DATA SHOWN.
● ● ● ●
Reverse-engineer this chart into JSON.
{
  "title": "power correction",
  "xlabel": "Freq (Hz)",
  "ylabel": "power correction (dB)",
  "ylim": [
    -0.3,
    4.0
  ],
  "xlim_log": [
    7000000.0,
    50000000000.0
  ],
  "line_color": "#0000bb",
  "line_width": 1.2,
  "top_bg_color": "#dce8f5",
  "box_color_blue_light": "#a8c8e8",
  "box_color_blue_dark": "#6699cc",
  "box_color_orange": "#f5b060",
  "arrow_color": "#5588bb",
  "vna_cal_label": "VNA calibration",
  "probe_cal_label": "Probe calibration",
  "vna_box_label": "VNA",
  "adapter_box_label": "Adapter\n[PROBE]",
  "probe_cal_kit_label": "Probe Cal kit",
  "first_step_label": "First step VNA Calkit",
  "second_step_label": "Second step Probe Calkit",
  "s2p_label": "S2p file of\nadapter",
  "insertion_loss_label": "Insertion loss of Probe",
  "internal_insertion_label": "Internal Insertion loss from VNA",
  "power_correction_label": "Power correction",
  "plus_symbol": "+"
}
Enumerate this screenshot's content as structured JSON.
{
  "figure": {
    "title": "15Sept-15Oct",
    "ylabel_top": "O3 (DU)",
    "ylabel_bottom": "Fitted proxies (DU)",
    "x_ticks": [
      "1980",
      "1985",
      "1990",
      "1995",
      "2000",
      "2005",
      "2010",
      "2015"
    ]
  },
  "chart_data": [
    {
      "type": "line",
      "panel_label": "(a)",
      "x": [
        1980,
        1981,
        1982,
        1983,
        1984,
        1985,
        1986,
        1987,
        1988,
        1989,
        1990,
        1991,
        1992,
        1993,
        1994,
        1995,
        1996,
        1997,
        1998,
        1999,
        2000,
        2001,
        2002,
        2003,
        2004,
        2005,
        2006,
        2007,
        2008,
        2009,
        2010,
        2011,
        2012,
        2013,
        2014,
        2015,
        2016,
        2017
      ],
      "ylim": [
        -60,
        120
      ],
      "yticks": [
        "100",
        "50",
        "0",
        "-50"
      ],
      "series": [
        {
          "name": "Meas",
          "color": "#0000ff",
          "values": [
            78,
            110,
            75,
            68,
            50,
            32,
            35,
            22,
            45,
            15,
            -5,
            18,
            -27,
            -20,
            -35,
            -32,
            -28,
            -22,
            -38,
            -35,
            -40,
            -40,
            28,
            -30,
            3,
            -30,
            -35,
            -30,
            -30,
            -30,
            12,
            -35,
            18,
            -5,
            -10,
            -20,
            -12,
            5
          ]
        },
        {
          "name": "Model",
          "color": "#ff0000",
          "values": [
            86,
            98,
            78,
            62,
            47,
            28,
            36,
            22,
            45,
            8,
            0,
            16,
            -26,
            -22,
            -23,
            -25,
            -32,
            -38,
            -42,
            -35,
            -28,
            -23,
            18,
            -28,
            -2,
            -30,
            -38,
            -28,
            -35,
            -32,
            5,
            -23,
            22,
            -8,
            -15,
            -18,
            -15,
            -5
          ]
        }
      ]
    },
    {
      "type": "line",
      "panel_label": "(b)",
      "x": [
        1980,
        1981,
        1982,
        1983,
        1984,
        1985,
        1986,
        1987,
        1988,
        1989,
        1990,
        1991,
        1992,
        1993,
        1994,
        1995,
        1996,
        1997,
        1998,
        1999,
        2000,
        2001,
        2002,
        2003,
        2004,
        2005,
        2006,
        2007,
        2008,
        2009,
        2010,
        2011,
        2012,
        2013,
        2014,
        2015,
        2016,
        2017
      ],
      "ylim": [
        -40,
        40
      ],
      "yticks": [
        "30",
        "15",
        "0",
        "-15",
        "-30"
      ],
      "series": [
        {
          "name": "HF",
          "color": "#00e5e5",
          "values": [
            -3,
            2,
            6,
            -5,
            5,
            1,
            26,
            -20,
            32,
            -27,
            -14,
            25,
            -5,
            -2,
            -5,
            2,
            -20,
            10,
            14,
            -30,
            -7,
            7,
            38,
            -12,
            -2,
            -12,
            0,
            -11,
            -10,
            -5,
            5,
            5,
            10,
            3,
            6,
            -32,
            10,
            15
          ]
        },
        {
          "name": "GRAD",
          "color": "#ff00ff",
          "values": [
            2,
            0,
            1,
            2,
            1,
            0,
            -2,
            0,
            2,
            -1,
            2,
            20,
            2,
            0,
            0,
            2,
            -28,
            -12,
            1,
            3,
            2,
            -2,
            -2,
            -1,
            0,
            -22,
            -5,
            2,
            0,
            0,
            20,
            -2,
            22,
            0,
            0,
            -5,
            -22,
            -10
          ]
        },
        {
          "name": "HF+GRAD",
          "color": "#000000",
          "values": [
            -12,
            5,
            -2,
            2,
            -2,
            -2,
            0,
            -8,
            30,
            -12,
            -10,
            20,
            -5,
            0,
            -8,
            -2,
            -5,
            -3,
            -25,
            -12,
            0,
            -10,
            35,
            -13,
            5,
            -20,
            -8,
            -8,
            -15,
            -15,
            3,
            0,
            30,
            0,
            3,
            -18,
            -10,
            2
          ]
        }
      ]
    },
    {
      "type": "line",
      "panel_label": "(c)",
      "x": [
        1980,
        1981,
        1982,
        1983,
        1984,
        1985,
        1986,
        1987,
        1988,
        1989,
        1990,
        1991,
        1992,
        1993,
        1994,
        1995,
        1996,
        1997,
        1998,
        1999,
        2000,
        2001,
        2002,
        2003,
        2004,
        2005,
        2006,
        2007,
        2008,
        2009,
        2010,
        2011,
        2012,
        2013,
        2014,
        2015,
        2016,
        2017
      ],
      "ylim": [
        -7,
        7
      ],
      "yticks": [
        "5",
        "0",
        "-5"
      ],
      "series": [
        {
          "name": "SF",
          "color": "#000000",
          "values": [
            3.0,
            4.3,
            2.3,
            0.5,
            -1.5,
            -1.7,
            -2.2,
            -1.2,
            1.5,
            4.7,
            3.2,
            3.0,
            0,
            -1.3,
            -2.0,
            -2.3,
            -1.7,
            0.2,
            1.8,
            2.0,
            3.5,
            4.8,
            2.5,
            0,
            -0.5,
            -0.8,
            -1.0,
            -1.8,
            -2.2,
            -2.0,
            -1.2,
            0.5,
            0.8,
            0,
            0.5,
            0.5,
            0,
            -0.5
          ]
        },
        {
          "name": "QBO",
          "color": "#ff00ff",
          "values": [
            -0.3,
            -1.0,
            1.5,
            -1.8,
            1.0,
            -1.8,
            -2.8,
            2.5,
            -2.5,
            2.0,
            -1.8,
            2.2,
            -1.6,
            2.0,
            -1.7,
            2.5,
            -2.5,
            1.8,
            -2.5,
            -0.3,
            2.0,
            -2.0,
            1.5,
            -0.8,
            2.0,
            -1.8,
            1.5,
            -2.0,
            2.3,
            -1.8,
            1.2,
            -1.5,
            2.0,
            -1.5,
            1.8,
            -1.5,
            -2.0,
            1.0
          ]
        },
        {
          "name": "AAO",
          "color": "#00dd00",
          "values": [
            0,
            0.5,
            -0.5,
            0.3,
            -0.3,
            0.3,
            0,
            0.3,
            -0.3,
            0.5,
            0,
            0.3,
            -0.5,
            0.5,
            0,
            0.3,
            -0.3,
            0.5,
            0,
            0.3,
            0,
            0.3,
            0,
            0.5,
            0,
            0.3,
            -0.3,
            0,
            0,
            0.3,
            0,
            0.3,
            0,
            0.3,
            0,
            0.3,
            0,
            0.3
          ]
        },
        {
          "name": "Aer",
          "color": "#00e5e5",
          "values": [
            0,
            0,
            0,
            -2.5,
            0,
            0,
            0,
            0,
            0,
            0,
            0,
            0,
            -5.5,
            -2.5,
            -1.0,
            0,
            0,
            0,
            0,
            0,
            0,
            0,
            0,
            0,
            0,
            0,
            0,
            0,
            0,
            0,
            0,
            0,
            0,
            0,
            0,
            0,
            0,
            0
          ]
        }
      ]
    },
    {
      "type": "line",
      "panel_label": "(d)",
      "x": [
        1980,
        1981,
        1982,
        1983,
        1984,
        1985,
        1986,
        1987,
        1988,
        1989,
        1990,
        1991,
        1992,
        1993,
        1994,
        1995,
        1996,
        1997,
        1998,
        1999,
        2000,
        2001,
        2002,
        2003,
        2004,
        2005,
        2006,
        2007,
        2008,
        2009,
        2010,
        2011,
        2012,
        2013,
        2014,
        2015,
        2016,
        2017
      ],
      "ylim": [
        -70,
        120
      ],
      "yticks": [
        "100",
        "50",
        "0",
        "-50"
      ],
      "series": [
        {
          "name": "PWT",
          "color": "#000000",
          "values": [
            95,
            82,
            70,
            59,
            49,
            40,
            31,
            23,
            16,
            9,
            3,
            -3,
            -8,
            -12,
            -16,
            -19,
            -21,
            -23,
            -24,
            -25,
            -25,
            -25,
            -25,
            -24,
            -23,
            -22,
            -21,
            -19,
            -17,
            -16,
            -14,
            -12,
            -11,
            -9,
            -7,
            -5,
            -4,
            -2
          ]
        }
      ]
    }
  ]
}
● ● ● ●
EXERCISE INSTRUCTIONS.
Of the lines above, how many hold the string "correction"? Answer with only the number.

CORRECT ANSWER.
3